§ **TASK**
Copy all lines holding the word "然後輕觸" from the entries.

Collection entries
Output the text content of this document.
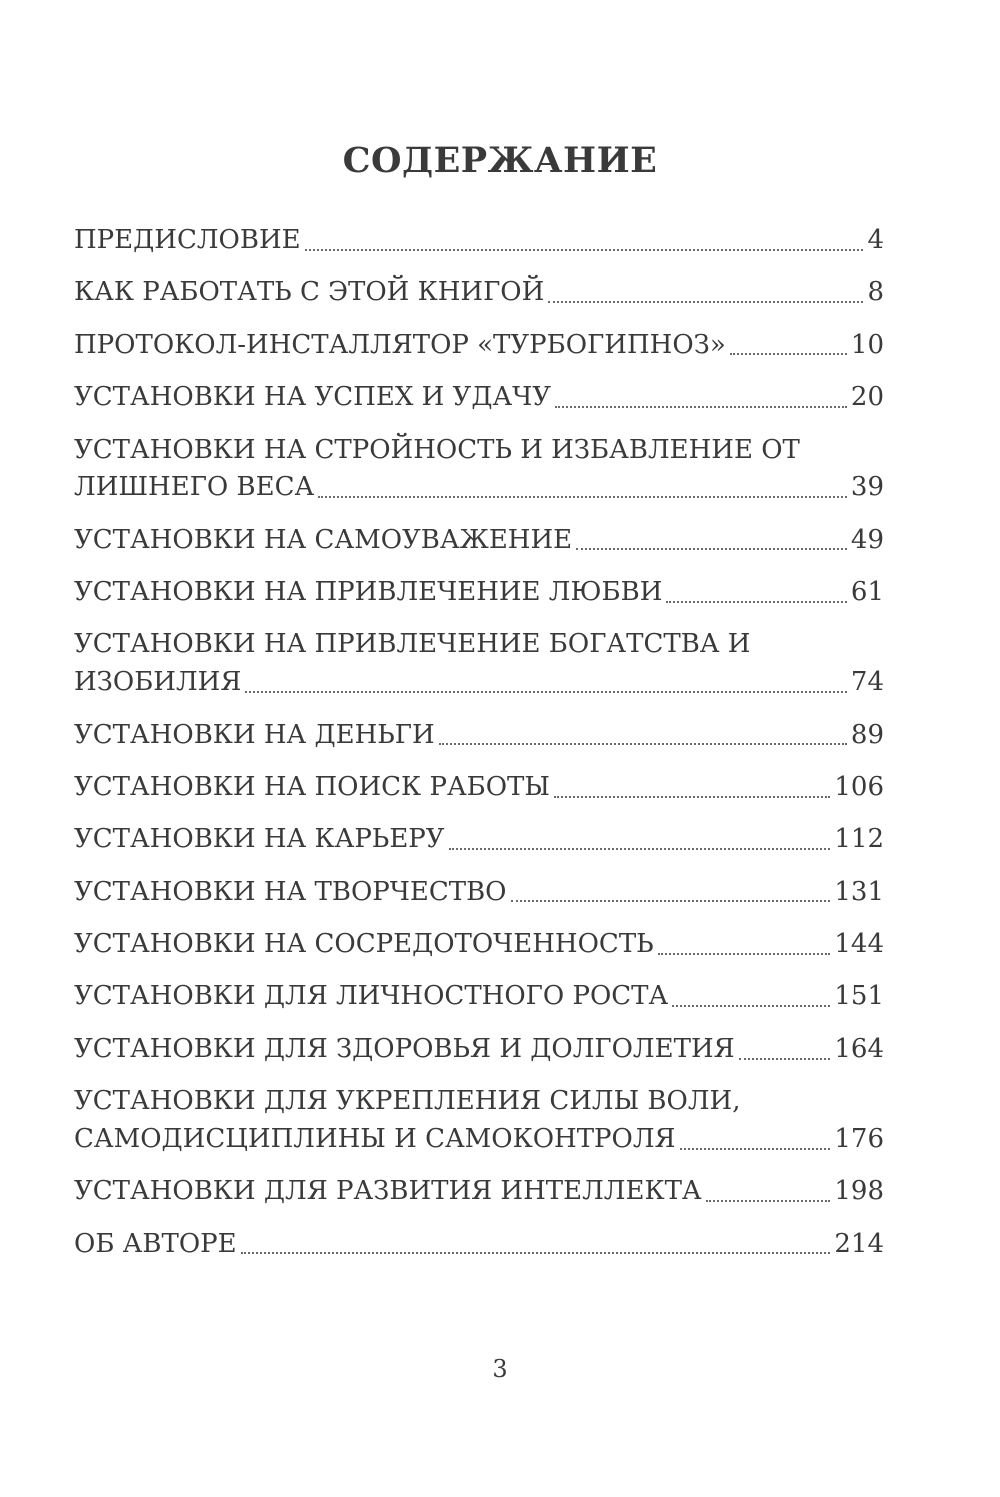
СОДЕРЖАНИЕ
ПРЕДИСЛОВИЕ	4
КАК РАБОТАТЬ С ЭТОЙ КНИГОЙ	8
ПРОТОКОЛ-ИНСТАЛЛЯТОР «ТУРБОГИПНОЗ»	10
УСТАНОВКИ НА УСПЕХ И УДАЧУ	20
УСТАНОВКИ НА СТРОЙНОСТЬ И ИЗБАВЛЕНИЕ ОТ
ЛИШНЕГО ВЕСА	39
УСТАНОВКИ НА САМОУВАЖЕНИЕ	49
УСТАНОВКИ НА ПРИВЛЕЧЕНИЕ ЛЮБВИ	61
УСТАНОВКИ НА ПРИВЛЕЧЕНИЕ БОГАТСТВА И
ИЗОБИЛИЯ	74
УСТАНОВКИ НА ДЕНЬГИ	89
УСТАНОВКИ НА ПОИСК РАБОТЫ	106
УСТАНОВКИ НА КАРЬЕРУ	112
УСТАНОВКИ НА ТВОРЧЕСТВО	131
УСТАНОВКИ НА СОСРЕДОТОЧЕННОСТЬ	144
УСТАНОВКИ ДЛЯ ЛИЧНОСТНОГО РОСТА	151
УСТАНОВКИ ДЛЯ ЗДОРОВЬЯ И ДОЛГОЛЕТИЯ	164
УСТАНОВКИ ДЛЯ УКРЕПЛЕНИЯ СИЛЫ ВОЛИ,
САМОДИСЦИПЛИНЫ И САМОКОНТРОЛЯ	176
УСТАНОВКИ ДЛЯ РАЗВИТИЯ ИНТЕЛЛЕКТА	198
ОБ АВТОРЕ	214
3
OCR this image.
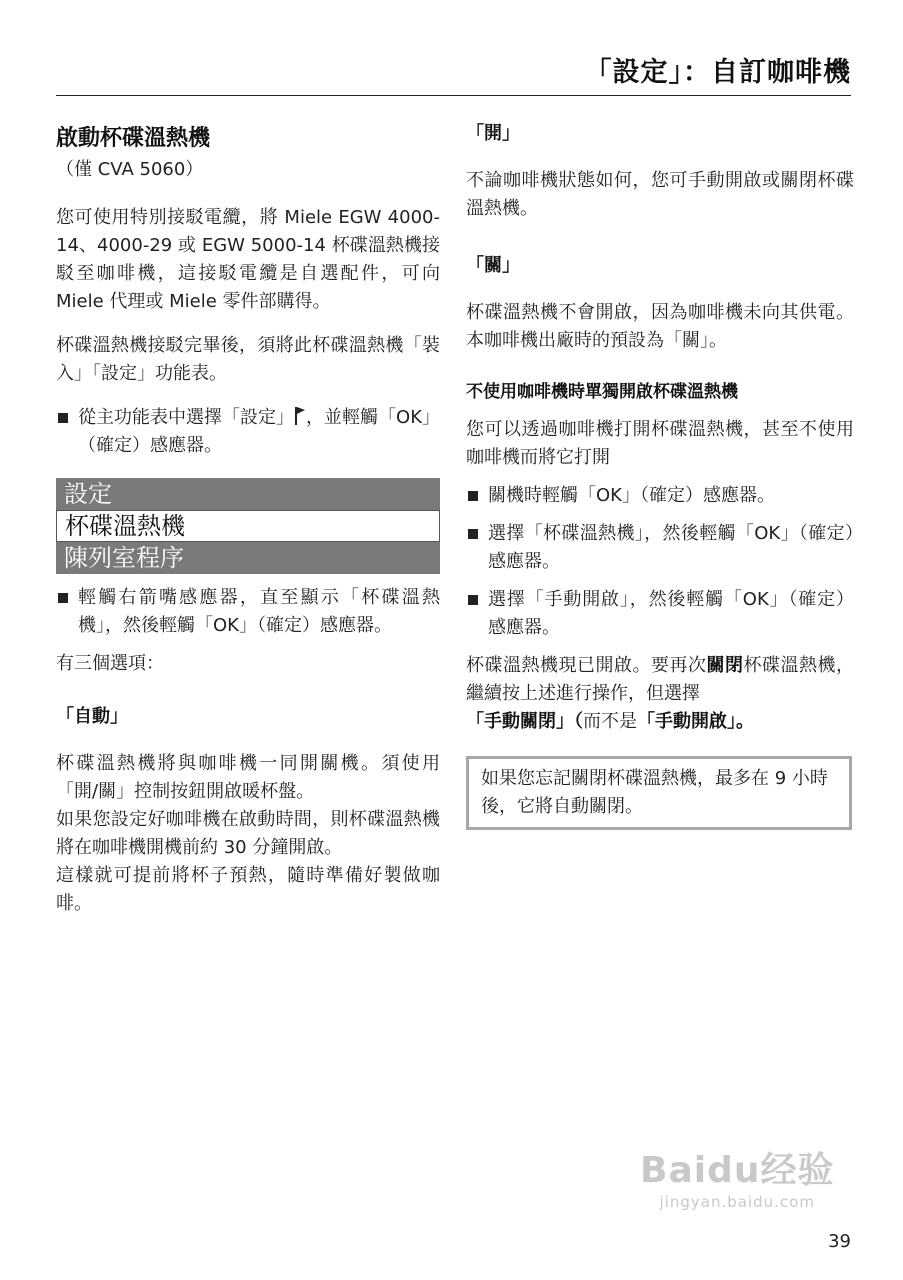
「設定」：自訂咖啡機
啟動杯碟溫熱機

（僅 CVA 5060）

您可使用特別接駁電纜，將 Miele EGW 4000-14、4000-29 或 EGW 5000-14 杯碟溫熱機接駁至咖啡機，這接駁電纜是自選配件，可向 Miele 代理或 Miele 零件部購得。

杯碟溫熱機接駁完畢後，須將此杯碟溫熱機「裝入」「設定」功能表。

從主功能表中選擇「設定」 ，並輕觸「OK」（確定）感應器。
設定
杯碟溫熱機
陳列室程序
輕觸右箭嘴感應器，直至顯示「杯碟溫熱機」，然後輕觸「OK」（確定）感應器。

有三個選項：

「自動」

杯碟溫熱機將與咖啡機一同開關機。須使用「開/關」控制按鈕開啟暖杯盤。

如果您設定好咖啡機在啟動時間，則杯碟溫熱機將在咖啡機開機前約 30 分鐘開啟。

這樣就可提前將杯子預熱，隨時準備好製做咖啡。

「開」

不論咖啡機狀態如何，您可手動開啟或關閉杯碟溫熱機。

「關」

杯碟溫熱機不會開啟，因為咖啡機未向其供電。本咖啡機出廠時的預設為「關」。

不使用咖啡機時單獨開啟杯碟溫熱機

您可以透過咖啡機打開杯碟溫熱機，甚至不使用咖啡機而將它打開

關機時輕觸「OK」（確定）感應器。
選擇「杯碟溫熱機」，然後輕觸「OK」（確定）感應器。
選擇「手動開啟」，然後輕觸「OK」（確定）感應器。

杯碟溫熱機現已開啟。要再次關閉杯碟溫熱機，繼續按上述進行操作，但選擇
「手動關閉」（而不是「手動開啟」。

如果您忘記關閉杯碟溫熱機，最多在 9 小時後，它將自動關閉。
Baidu经验
jingyan.baidu.com
39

§ **RESPONSE TO THIS TASK**
輕觸右箭嘴感應器，直至顯示「杯碟溫熱機」，然後輕觸「OK」（確定）感應器。
選擇「杯碟溫熱機」，然後輕觸「OK」（確定）感應器。
選擇「手動開啟」，然後輕觸「OK」（確定）感應器。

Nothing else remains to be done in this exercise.